State the number of lines in these records that include the word "органа", and add nothing to it.

Records

--

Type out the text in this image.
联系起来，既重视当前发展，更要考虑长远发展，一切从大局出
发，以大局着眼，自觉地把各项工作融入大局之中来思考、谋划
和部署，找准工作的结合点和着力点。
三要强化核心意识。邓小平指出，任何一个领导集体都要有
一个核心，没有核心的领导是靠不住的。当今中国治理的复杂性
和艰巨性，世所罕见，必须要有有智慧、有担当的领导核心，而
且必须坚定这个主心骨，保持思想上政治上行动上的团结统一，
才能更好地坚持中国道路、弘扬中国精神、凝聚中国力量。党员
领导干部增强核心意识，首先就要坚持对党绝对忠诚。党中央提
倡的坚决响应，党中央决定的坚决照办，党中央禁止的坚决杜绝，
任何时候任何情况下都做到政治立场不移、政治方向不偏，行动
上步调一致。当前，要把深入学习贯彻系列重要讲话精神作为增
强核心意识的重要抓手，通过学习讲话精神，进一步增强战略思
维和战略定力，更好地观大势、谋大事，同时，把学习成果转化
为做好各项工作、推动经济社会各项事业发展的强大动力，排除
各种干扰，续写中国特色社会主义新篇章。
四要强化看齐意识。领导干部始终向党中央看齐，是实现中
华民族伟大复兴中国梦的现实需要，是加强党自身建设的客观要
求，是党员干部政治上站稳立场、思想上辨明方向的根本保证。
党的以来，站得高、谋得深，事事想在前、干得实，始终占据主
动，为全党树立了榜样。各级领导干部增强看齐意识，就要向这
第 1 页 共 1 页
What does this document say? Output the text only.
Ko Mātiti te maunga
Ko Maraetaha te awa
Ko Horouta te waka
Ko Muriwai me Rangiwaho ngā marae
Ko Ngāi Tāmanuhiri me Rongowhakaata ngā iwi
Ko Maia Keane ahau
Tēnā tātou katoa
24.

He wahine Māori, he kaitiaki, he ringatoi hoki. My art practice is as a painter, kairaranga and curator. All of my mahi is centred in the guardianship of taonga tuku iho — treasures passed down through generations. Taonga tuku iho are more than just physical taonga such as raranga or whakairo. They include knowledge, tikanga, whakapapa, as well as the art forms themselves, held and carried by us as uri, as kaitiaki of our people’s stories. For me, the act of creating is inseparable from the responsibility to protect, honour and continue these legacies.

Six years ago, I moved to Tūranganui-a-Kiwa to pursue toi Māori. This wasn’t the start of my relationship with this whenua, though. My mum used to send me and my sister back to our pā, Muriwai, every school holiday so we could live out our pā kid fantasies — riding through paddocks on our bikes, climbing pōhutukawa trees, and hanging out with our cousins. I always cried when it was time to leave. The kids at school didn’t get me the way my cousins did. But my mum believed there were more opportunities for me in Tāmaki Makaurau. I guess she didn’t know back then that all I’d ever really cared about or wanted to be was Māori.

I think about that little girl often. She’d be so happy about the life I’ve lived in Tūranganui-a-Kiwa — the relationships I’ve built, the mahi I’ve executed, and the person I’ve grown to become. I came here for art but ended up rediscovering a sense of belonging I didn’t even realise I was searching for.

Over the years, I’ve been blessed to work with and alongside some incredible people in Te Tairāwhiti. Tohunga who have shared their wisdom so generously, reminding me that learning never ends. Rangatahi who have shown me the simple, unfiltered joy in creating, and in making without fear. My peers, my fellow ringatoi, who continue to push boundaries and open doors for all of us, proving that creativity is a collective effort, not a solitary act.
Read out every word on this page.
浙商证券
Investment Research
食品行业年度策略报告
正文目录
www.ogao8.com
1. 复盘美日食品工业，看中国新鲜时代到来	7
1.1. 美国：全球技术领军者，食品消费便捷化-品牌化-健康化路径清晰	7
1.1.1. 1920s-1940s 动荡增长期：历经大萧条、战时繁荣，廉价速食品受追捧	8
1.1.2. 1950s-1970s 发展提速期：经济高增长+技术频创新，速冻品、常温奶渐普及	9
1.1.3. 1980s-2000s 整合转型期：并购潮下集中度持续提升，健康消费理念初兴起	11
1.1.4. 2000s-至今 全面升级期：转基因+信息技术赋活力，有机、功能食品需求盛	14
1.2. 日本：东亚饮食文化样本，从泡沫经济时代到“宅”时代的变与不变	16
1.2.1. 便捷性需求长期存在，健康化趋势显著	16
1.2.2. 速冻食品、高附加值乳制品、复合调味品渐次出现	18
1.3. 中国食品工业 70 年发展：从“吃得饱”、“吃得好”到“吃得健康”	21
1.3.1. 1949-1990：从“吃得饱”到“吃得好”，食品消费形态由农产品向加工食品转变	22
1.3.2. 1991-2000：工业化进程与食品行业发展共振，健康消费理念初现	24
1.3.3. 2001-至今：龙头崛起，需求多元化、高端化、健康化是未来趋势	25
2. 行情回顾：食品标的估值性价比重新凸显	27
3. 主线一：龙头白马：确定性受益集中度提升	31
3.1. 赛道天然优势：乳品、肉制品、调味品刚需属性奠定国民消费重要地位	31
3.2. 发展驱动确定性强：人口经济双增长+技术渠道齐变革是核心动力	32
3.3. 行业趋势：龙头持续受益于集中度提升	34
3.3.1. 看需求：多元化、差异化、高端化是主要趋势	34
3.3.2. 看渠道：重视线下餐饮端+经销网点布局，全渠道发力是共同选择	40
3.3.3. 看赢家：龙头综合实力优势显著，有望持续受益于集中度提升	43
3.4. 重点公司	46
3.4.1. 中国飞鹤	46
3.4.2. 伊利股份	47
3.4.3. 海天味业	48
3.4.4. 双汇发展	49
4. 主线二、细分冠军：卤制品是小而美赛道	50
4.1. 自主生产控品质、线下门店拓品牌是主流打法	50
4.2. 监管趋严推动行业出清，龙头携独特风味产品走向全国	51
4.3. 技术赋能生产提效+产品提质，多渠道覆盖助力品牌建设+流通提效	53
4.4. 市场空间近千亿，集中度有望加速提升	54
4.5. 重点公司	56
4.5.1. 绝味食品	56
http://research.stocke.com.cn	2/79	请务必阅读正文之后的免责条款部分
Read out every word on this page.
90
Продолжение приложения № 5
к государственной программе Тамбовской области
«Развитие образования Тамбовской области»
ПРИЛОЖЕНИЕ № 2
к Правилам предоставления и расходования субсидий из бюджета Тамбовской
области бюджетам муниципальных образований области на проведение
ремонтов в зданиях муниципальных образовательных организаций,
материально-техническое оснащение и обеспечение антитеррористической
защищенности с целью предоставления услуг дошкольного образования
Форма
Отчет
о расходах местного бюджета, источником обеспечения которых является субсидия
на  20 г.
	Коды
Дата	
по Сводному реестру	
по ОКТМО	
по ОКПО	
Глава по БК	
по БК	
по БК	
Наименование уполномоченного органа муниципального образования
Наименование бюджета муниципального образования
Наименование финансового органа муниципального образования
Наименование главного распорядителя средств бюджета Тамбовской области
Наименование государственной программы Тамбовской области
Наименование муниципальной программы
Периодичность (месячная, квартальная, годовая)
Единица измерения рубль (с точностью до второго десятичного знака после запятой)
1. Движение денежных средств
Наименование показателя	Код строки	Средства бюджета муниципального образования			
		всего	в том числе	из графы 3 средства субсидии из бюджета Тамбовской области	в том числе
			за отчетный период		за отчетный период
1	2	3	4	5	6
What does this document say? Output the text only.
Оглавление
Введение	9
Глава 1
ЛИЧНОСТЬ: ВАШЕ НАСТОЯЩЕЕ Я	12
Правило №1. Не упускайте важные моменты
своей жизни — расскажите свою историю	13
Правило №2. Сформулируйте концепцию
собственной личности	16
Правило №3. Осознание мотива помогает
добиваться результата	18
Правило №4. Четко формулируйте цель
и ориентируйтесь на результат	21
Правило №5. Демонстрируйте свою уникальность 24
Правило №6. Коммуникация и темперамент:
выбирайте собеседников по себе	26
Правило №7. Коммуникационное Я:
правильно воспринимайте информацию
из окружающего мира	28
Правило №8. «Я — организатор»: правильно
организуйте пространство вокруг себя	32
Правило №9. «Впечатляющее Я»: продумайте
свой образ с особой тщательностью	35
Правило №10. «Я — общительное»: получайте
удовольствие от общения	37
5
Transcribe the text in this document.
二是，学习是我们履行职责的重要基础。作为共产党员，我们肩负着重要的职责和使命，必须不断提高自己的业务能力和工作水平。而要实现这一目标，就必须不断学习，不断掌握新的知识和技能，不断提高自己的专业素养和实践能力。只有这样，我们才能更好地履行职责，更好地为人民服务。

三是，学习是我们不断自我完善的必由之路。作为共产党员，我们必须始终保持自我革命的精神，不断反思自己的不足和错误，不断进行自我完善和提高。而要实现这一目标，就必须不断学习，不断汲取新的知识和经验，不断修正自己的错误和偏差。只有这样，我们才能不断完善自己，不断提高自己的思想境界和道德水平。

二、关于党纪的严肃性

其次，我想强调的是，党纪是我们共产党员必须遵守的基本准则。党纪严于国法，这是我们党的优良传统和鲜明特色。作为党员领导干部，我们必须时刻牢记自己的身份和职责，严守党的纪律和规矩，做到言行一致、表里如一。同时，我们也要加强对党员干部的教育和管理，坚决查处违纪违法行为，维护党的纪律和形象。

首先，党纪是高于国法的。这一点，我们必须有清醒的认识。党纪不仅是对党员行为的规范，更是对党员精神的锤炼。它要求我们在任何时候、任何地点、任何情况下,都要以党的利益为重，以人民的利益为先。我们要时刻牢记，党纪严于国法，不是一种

--

ANSWER FOR THE TASK
2